## [RECORDS PROVIDED]

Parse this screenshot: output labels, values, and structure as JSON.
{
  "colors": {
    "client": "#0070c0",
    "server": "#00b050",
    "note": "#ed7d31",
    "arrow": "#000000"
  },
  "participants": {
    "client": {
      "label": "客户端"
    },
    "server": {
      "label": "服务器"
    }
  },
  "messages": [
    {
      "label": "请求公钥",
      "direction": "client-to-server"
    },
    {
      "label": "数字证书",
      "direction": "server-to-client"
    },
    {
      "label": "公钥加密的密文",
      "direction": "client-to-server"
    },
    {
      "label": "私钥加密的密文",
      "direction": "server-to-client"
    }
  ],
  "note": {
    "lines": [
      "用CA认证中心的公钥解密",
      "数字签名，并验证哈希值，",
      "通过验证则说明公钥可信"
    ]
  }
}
==
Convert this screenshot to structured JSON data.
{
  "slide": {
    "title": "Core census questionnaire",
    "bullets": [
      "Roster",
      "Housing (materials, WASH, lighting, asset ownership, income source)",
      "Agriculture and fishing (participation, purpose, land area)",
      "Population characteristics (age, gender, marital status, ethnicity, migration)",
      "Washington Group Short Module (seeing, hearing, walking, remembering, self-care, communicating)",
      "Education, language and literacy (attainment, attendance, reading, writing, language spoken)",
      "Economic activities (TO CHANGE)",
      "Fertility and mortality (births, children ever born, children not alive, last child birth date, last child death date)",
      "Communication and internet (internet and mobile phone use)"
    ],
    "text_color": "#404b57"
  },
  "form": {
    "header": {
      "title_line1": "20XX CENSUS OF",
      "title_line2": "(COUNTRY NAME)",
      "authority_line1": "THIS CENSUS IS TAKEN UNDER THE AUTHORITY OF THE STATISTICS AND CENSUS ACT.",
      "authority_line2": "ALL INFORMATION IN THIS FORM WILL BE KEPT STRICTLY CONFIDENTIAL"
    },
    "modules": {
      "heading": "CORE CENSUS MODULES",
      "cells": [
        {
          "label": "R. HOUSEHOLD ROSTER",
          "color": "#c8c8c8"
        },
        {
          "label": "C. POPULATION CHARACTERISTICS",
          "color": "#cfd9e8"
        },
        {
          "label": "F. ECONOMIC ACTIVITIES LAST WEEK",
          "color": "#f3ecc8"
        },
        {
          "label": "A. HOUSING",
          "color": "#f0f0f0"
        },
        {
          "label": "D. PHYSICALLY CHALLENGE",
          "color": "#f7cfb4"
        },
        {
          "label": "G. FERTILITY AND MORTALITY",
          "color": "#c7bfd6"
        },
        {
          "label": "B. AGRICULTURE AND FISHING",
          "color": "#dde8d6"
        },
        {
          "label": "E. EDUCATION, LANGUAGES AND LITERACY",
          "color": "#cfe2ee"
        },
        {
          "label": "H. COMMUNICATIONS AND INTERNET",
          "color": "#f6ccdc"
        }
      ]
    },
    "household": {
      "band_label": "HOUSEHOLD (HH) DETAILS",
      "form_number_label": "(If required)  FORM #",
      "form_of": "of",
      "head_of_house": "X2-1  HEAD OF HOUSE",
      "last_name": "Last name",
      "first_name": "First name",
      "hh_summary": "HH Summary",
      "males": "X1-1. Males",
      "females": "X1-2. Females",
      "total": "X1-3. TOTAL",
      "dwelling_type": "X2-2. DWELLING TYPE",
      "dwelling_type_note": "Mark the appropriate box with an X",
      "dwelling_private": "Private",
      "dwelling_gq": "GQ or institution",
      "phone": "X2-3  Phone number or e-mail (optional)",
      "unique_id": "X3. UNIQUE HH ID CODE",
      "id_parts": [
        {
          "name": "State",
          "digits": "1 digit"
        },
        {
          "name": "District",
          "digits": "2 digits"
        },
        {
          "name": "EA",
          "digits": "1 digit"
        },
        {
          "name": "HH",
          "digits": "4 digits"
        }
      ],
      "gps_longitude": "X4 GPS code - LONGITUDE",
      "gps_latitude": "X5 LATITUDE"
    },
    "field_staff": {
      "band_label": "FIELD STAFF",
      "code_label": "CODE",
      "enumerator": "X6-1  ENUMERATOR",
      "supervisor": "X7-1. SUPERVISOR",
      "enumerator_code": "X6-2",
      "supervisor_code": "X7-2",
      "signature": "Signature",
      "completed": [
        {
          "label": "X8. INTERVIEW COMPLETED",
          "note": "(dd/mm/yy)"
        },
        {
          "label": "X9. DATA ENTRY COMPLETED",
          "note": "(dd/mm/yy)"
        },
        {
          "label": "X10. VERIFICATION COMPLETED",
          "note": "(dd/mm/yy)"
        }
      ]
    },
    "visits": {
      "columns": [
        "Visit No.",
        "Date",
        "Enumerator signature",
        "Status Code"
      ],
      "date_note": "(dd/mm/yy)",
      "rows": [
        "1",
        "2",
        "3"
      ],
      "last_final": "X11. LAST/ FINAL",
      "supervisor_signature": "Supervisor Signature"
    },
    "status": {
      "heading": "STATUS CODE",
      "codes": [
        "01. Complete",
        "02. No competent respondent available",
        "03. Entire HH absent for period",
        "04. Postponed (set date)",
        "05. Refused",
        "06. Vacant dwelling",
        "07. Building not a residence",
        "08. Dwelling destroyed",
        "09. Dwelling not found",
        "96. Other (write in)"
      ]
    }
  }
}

## [DIRECTIONS]
In the entries above, locate every line with the word "JSON" and copy it.

## [FULL ANSWER]
Parse this screenshot: output labels, values, and structure as JSON.
Convert this screenshot to structured JSON data.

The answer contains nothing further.